▸ Instructions to follow: How many lines of the records below contain the word "JSON"? Answer with the number alone.

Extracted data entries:
- - - - -

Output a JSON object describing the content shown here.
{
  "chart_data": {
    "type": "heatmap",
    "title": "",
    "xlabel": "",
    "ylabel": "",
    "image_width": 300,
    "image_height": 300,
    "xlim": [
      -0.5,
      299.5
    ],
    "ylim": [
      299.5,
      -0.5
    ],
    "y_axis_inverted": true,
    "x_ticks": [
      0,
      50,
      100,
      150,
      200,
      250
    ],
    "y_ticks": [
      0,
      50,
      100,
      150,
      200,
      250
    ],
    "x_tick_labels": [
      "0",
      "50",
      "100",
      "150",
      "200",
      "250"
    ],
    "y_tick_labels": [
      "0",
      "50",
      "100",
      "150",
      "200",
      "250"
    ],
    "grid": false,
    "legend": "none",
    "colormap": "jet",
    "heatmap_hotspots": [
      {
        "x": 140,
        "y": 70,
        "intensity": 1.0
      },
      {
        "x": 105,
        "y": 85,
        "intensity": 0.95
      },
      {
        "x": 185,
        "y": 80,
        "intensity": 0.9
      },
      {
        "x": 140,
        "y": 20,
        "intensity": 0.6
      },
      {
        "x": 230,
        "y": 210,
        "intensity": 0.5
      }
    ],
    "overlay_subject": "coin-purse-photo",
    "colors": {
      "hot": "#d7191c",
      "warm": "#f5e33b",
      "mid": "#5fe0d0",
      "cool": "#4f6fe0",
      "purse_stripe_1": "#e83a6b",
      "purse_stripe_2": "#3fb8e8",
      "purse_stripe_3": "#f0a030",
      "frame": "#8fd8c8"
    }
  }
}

- - - - -

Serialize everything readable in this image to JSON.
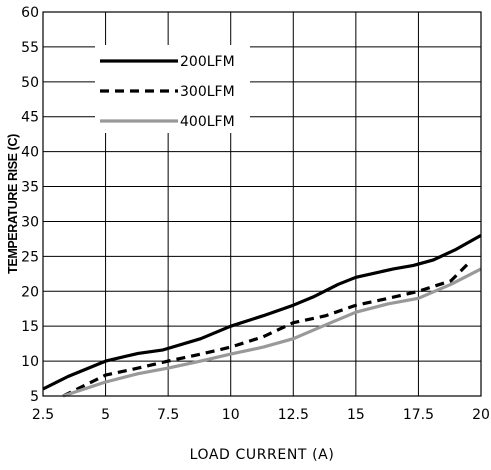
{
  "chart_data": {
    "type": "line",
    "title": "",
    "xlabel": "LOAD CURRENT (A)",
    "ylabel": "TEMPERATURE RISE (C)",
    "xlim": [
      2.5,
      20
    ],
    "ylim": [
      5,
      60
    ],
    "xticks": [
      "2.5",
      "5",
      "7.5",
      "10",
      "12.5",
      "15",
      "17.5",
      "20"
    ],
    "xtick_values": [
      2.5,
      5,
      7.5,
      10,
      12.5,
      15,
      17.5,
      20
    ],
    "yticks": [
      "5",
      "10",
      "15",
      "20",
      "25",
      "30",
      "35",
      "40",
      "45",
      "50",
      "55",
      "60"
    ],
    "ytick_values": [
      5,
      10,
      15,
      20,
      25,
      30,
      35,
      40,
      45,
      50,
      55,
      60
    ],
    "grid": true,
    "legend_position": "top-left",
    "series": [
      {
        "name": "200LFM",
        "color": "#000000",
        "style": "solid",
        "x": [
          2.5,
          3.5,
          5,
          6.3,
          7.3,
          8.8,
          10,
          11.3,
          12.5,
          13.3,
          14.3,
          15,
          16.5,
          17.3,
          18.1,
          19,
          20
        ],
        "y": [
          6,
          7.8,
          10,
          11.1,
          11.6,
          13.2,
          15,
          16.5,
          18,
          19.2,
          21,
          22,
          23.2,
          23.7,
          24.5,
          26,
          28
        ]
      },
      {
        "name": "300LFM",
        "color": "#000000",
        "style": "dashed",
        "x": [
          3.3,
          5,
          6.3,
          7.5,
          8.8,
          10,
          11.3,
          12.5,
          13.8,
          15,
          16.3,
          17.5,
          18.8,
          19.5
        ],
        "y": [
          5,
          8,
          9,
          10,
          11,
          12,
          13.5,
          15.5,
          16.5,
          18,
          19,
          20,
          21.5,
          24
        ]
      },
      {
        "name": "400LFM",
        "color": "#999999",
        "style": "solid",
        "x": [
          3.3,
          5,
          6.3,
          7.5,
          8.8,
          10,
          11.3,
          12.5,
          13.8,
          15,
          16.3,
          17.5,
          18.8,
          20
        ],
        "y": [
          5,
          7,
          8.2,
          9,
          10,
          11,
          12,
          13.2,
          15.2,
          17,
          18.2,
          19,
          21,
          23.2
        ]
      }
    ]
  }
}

- - - - -

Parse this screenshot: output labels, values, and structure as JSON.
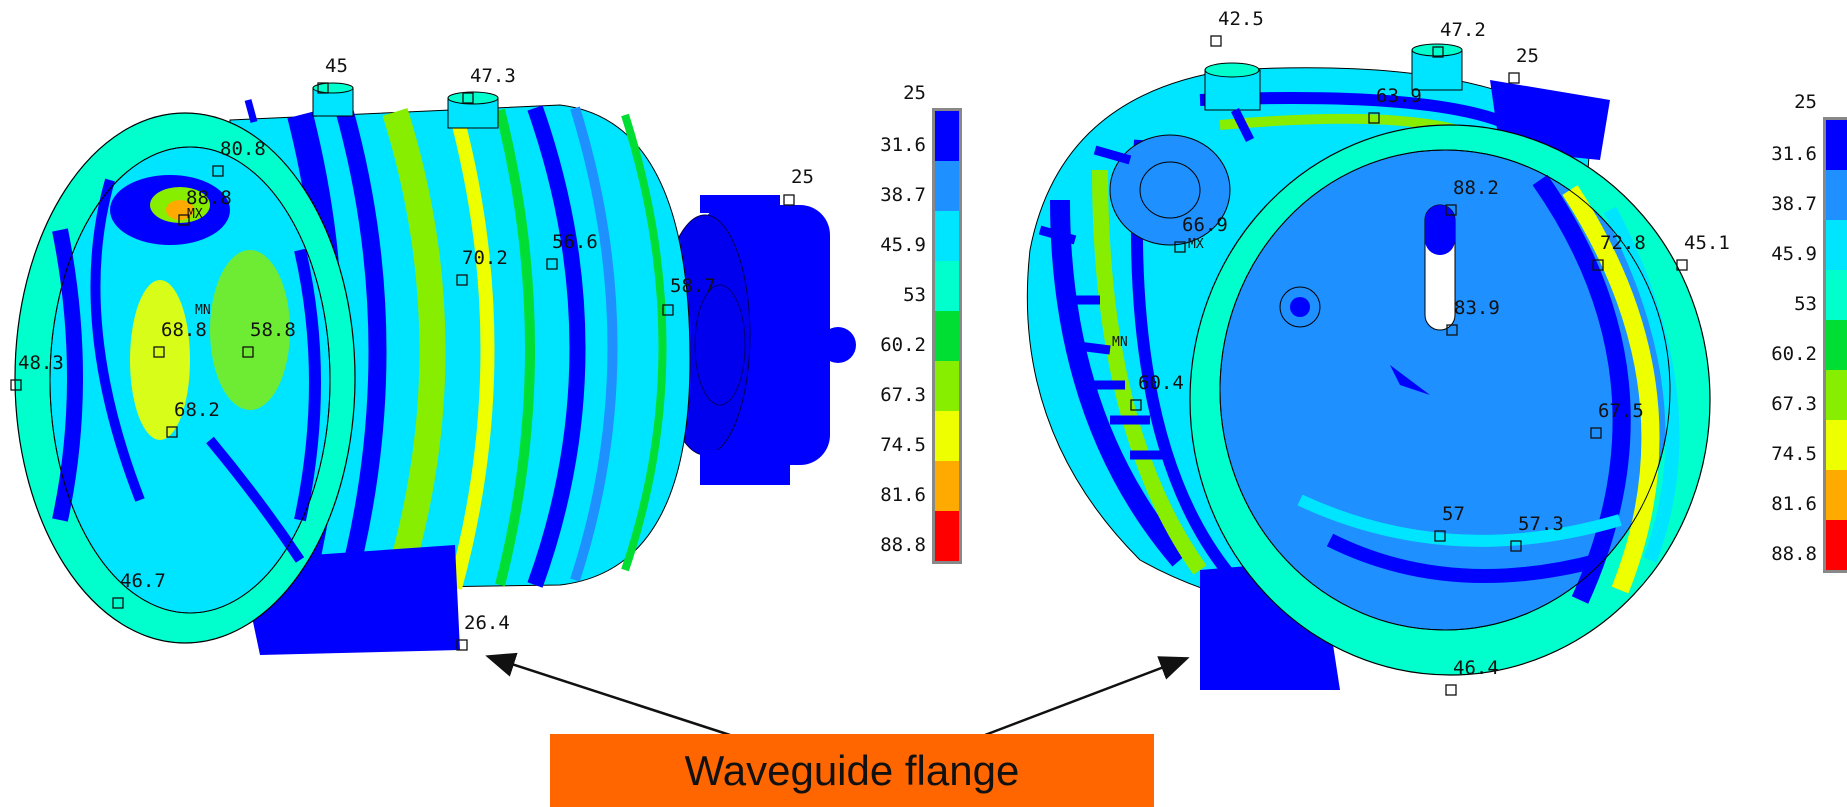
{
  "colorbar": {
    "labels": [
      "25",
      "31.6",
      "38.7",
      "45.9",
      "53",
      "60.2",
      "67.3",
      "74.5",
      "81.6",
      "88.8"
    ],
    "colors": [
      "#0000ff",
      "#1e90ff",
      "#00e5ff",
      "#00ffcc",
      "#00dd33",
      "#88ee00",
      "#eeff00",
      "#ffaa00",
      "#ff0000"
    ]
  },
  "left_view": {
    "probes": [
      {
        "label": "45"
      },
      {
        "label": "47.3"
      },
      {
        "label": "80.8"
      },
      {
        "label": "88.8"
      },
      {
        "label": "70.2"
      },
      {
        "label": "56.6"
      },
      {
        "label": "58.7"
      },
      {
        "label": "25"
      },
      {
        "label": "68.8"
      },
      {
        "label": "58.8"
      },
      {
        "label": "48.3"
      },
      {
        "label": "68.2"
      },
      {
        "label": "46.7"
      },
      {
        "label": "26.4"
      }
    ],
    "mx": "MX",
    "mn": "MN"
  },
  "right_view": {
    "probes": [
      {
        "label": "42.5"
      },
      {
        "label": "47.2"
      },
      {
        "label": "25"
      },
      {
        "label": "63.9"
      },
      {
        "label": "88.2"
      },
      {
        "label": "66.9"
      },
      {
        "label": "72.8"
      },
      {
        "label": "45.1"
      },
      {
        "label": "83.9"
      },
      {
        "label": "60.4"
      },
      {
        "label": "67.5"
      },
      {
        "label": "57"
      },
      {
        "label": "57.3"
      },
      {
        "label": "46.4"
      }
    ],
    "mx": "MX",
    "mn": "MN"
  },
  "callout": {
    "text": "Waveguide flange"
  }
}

- - - - -

▸ Correct result: 3